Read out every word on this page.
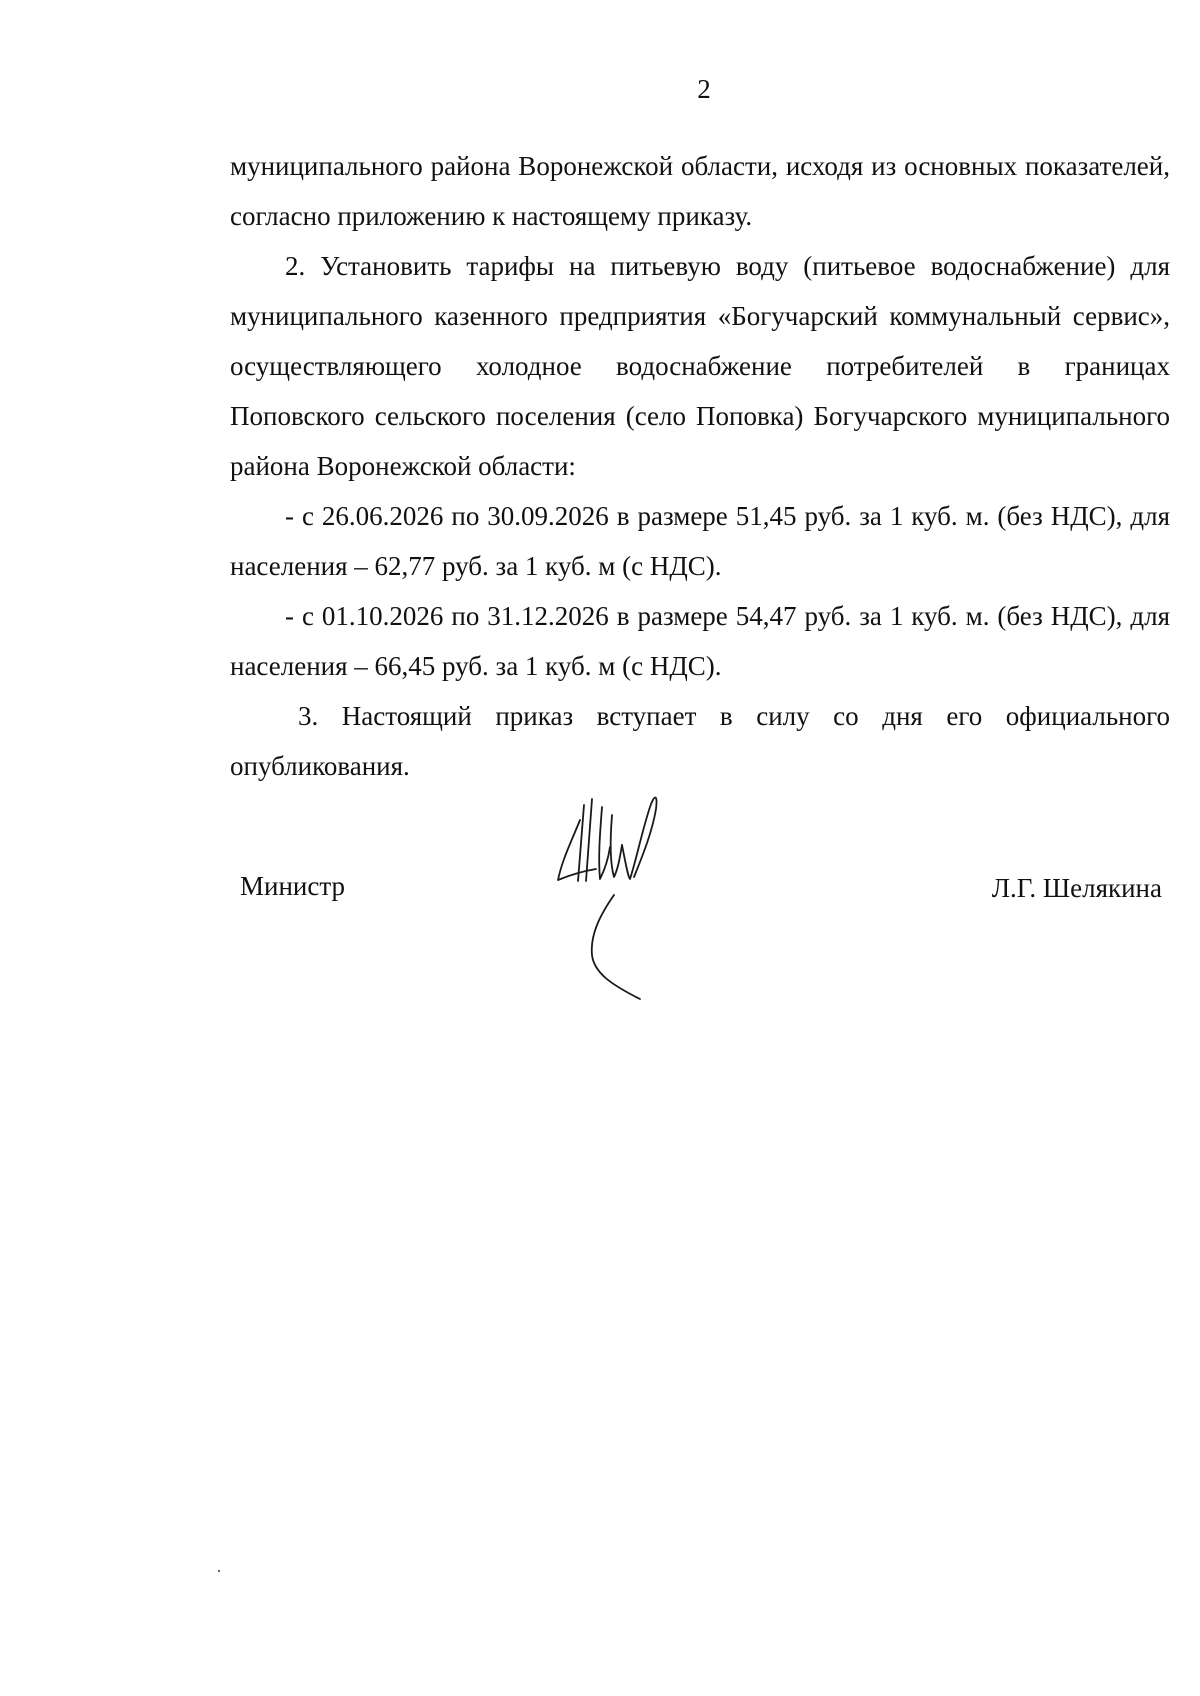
2

муниципального района Воронежской области, исходя из основных показателей, согласно приложению к настоящему приказу.

2. Установить тарифы на питьевую воду (питьевое водоснабжение) для муниципального казенного предприятия «Богучарский коммунальный сервис», осуществляющего холодное водоснабжение потребителей в границах Поповского сельского поселения (село Поповка) Богучарского муниципального района Воронежской области:

- с 26.06.2026 по 30.09.2026 в размере 51,45 руб. за 1 куб. м. (без НДС), для населения – 62,77 руб. за 1 куб. м (с НДС).

- с 01.10.2026 по 31.12.2026 в размере 54,47 руб. за 1 куб. м. (без НДС), для населения – 66,45 руб. за 1 куб. м (с НДС).

3. Настоящий приказ вступает в силу со дня его официального опубликования.

Министр	Л.Г. Шелякина
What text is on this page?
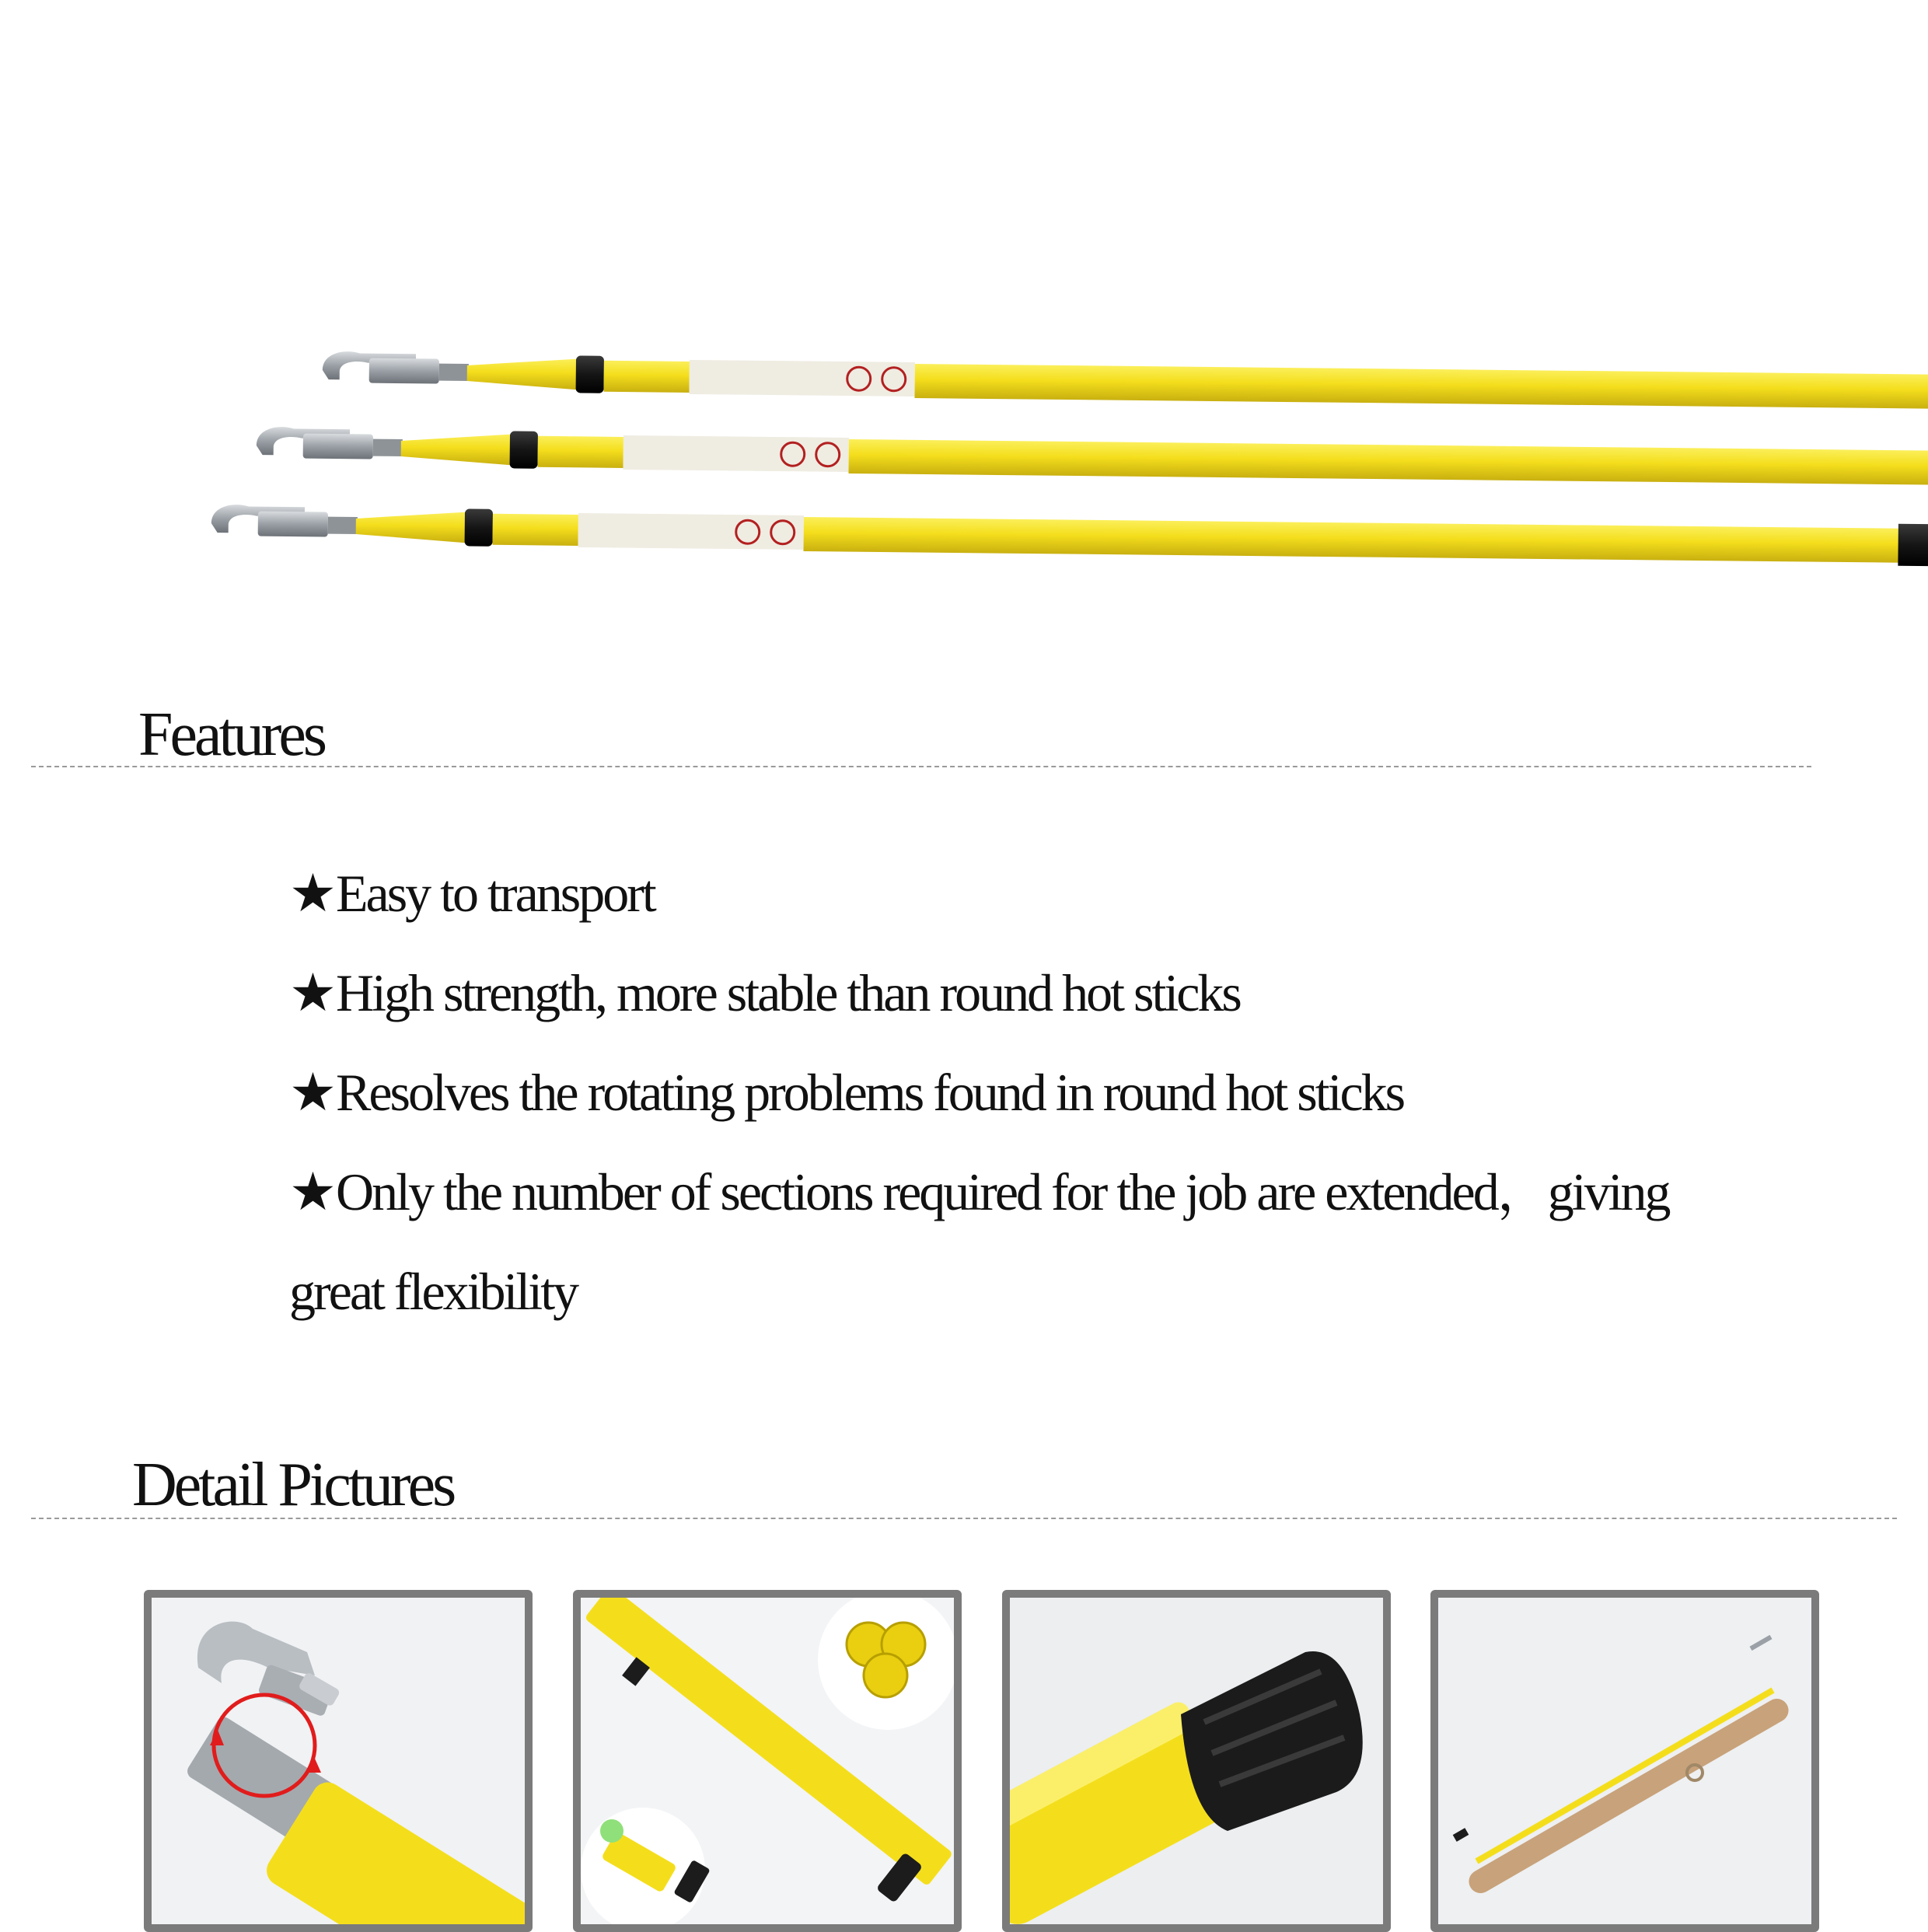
Features
★Easy to transport
★High strength, more stable than round hot sticks
★Resolves the rotating problems found in round hot sticks
★Only the number of sections required for the job are extended，giving great flexibility
Detail Pictures
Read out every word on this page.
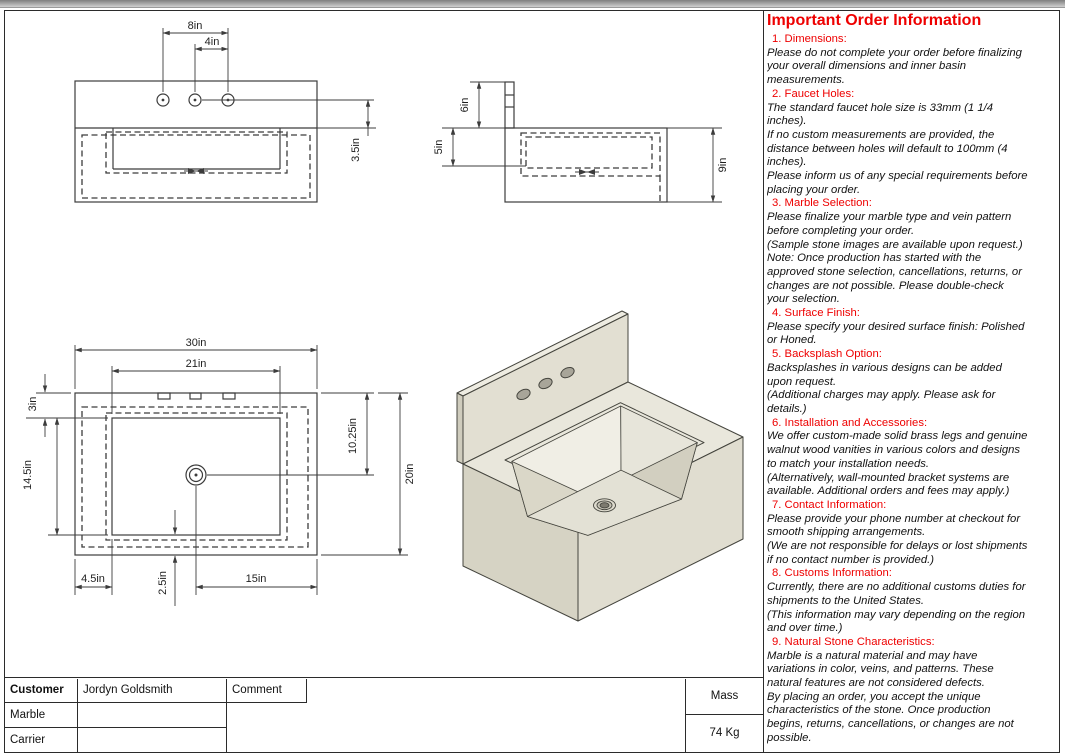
8in
4in
3.5in
6in
5in
9in
30in
21in
3in
14.5in
10.25in
20in
4.5in	2.5in	15in
Customer	Jordyn Goldsmith	Comment
Marble
Carrier
Mass
74 Kg
Important Order Information
1. Dimensions:
Please do not complete your order before finalizing
your overall dimensions and inner basin
measurements.
2. Faucet Holes:
The standard faucet hole size is 33mm (1 1/4
inches).
If no custom measurements are provided, the
distance between holes will default to 100mm (4
inches).
Please inform us of any special requirements before
placing your order.
3. Marble Selection:
Please finalize your marble type and vein pattern
before completing your order.
(Sample stone images are available upon request.)
Note: Once production has started with the
approved stone selection, cancellations, returns, or
changes are not possible. Please double-check
your selection.
4. Surface Finish:
Please specify your desired surface finish: Polished
or Honed.
5. Backsplash Option:
Backsplashes in various designs can be added
upon request.
(Additional charges may apply. Please ask for
details.)
6. Installation and Accessories:
We offer custom-made solid brass legs and genuine
walnut wood vanities in various colors and designs
to match your installation needs.
(Alternatively, wall-mounted bracket systems are
available. Additional orders and fees may apply.)
7. Contact Information:
Please provide your phone number at checkout for
smooth shipping arrangements.
(We are not responsible for delays or lost shipments
if no contact number is provided.)
8. Customs Information:
Currently, there are no additional customs duties for
shipments to the United States.
(This information may vary depending on the region
and over time.)
9. Natural Stone Characteristics:
Marble is a natural material and may have
variations in color, veins, and patterns. These
natural features are not considered defects.
By placing an order, you accept the unique
characteristics of the stone. Once production
begins, returns, cancellations, or changes are not
possible.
-*-*-
▶ _EXERCISE BRIEF_: Omitting all images, retype each line of the records precisely.

▶ _PROBLEM SOLUTION_:
Read out every word on this page.
2

муниципального района Воронежской области, исходя из основных показателей, согласно приложению к настоящему приказу.

2. Установить тарифы на питьевую воду (питьевое водоснабжение) для муниципального казенного предприятия «Богучарский коммунальный сервис», осуществляющего холодное водоснабжение потребителей в границах Поповского сельского поселения (село Поповка) Богучарского муниципального района Воронежской области:

- с 26.06.2026 по 30.09.2026 в размере 51,45 руб. за 1 куб. м. (без НДС), для населения – 62,77 руб. за 1 куб. м (с НДС).

- с 01.10.2026 по 31.12.2026 в размере 54,47 руб. за 1 куб. м. (без НДС), для населения – 66,45 руб. за 1 куб. м (с НДС).

3. Настоящий приказ вступает в силу со дня его официального опубликования.

Министр	Л.Г. Шелякина
What text is on this page?
Features
★Easy to transport
★High strength, more stable than round hot sticks
★Resolves the rotating problems found in round hot sticks
★Only the number of sections required for the job are extended，giving great flexibility
Detail Pictures
Read out every word on this page.
8in
4in
3.5in
6in
5in
9in
30in
21in
3in
14.5in
10.25in
20in
4.5in	2.5in	15in
Customer	Jordyn Goldsmith	Comment
Marble
Carrier
Mass
74 Kg
Important Order Information
1. Dimensions:
Please do not complete your order before finalizing
your overall dimensions and inner basin
measurements.
2. Faucet Holes:
The standard faucet hole size is 33mm (1 1/4
inches).
If no custom measurements are provided, the
distance between holes will default to 100mm (4
inches).
Please inform us of any special requirements before
placing your order.
3. Marble Selection:
Please finalize your marble type and vein pattern
before completing your order.
(Sample stone images are available upon request.)
Note: Once production has started with the
approved stone selection, cancellations, returns, or
changes are not possible. Please double-check
your selection.
4. Surface Finish:
Please specify your desired surface finish: Polished
or Honed.
5. Backsplash Option:
Backsplashes in various designs can be added
upon request.
(Additional charges may apply. Please ask for
details.)
6. Installation and Accessories:
We offer custom-made solid brass legs and genuine
walnut wood vanities in various colors and designs
to match your installation needs.
(Alternatively, wall-mounted bracket systems are
available. Additional orders and fees may apply.)
7. Contact Information:
Please provide your phone number at checkout for
smooth shipping arrangements.
(We are not responsible for delays or lost shipments
if no contact number is provided.)
8. Customs Information:
Currently, there are no additional customs duties for
shipments to the United States.
(This information may vary depending on the region
and over time.)
9. Natural Stone Characteristics:
Marble is a natural material and may have
variations in color, veins, and patterns. These
natural features are not considered defects.
By placing an order, you accept the unique
characteristics of the stone. Once production
begins, returns, cancellations, or changes are not
possible.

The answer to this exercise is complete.